Extracted data entries:
## start
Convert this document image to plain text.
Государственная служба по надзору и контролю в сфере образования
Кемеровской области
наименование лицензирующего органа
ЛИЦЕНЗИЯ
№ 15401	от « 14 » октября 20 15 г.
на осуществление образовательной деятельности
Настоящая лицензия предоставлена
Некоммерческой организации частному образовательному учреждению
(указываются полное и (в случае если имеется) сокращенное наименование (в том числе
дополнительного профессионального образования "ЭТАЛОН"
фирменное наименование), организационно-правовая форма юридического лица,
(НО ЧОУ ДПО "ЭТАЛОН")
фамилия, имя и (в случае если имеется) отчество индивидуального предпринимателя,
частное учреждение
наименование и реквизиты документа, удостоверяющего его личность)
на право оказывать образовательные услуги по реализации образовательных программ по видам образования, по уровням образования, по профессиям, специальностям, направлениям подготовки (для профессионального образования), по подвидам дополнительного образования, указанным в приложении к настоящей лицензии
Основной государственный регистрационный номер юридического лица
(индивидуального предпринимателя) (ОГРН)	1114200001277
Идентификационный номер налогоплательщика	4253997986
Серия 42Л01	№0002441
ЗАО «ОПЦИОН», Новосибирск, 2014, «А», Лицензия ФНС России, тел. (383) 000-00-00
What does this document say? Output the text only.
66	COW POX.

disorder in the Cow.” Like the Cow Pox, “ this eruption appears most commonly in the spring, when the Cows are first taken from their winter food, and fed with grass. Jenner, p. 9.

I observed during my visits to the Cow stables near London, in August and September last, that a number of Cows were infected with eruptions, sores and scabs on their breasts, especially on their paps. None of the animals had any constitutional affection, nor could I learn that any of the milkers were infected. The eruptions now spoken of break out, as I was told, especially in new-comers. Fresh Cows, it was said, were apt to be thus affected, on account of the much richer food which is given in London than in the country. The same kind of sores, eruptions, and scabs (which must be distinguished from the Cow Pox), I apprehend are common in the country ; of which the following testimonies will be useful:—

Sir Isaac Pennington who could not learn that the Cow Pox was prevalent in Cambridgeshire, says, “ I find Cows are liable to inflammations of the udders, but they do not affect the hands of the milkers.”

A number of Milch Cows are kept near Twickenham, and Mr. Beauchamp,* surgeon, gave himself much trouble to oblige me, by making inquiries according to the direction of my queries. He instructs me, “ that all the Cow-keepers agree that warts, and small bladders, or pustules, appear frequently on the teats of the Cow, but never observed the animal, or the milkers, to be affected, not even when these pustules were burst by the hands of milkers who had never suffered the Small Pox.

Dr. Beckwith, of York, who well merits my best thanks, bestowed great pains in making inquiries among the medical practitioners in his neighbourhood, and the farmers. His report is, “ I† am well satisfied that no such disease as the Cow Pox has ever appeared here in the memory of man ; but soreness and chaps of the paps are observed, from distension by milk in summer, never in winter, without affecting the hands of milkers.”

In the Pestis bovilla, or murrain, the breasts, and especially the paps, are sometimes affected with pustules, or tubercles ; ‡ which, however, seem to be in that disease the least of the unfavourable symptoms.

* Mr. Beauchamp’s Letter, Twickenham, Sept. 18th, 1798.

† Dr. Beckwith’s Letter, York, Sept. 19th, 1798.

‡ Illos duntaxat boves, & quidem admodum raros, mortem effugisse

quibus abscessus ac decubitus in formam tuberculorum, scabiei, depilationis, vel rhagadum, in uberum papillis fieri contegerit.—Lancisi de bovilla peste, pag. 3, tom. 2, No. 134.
## end
• _Problem description_
Extract every entry in the listing word for word.

• _Task output_
Convert this document image to plain text.
Государственная служба по надзору и контролю в сфере образования
Кемеровской области
наименование лицензирующего органа
ЛИЦЕНЗИЯ
№ 15401	от « 14 » октября 20 15 г.
на осуществление образовательной деятельности
Настоящая лицензия предоставлена
Некоммерческой организации частному образовательному учреждению
(указываются полное и (в случае если имеется) сокращенное наименование (в том числе
дополнительного профессионального образования "ЭТАЛОН"
фирменное наименование), организационно-правовая форма юридического лица,
(НО ЧОУ ДПО "ЭТАЛОН")
фамилия, имя и (в случае если имеется) отчество индивидуального предпринимателя,
частное учреждение
наименование и реквизиты документа, удостоверяющего его личность)
на право оказывать образовательные услуги по реализации образовательных программ по видам образования, по уровням образования, по профессиям, специальностям, направлениям подготовки (для профессионального образования), по подвидам дополнительного образования, указанным в приложении к настоящей лицензии
Основной государственный регистрационный номер юридического лица
(индивидуального предпринимателя) (ОГРН)	1114200001277
Идентификационный номер налогоплательщика	4253997986
Серия 42Л01	№0002441
ЗАО «ОПЦИОН», Новосибирск, 2014, «А», Лицензия ФНС России, тел. (383) 000-00-00
What does this document say? Output the text only.
66	COW POX.

disorder in the Cow.” Like the Cow Pox, “ this eruption appears most commonly in the spring, when the Cows are first taken from their winter food, and fed with grass. Jenner, p. 9.

I observed during my visits to the Cow stables near London, in August and September last, that a number of Cows were infected with eruptions, sores and scabs on their breasts, especially on their paps. None of the animals had any constitutional affection, nor could I learn that any of the milkers were infected. The eruptions now spoken of break out, as I was told, especially in new-comers. Fresh Cows, it was said, were apt to be thus affected, on account of the much richer food which is given in London than in the country. The same kind of sores, eruptions, and scabs (which must be distinguished from the Cow Pox), I apprehend are common in the country ; of which the following testimonies will be useful:—

Sir Isaac Pennington who could not learn that the Cow Pox was prevalent in Cambridgeshire, says, “ I find Cows are liable to inflammations of the udders, but they do not affect the hands of the milkers.”

A number of Milch Cows are kept near Twickenham, and Mr. Beauchamp,* surgeon, gave himself much trouble to oblige me, by making inquiries according to the direction of my queries. He instructs me, “ that all the Cow-keepers agree that warts, and small bladders, or pustules, appear frequently on the teats of the Cow, but never observed the animal, or the milkers, to be affected, not even when these pustules were burst by the hands of milkers who had never suffered the Small Pox.

Dr. Beckwith, of York, who well merits my best thanks, bestowed great pains in making inquiries among the medical practitioners in his neighbourhood, and the farmers. His report is, “ I† am well satisfied that no such disease as the Cow Pox has ever appeared here in the memory of man ; but soreness and chaps of the paps are observed, from distension by milk in summer, never in winter, without affecting the hands of milkers.”

In the Pestis bovilla, or murrain, the breasts, and especially the paps, are sometimes affected with pustules, or tubercles ; ‡ which, however, seem to be in that disease the least of the unfavourable symptoms.

* Mr. Beauchamp’s Letter, Twickenham, Sept. 18th, 1798.

† Dr. Beckwith’s Letter, York, Sept. 19th, 1798.

‡ Illos duntaxat boves, & quidem admodum raros, mortem effugisse

quibus abscessus ac decubitus in formam tuberculorum, scabiei, depilationis, vel rhagadum, in uberum papillis fieri contegerit.—Lancisi de bovilla peste, pag. 3, tom. 2, No. 134.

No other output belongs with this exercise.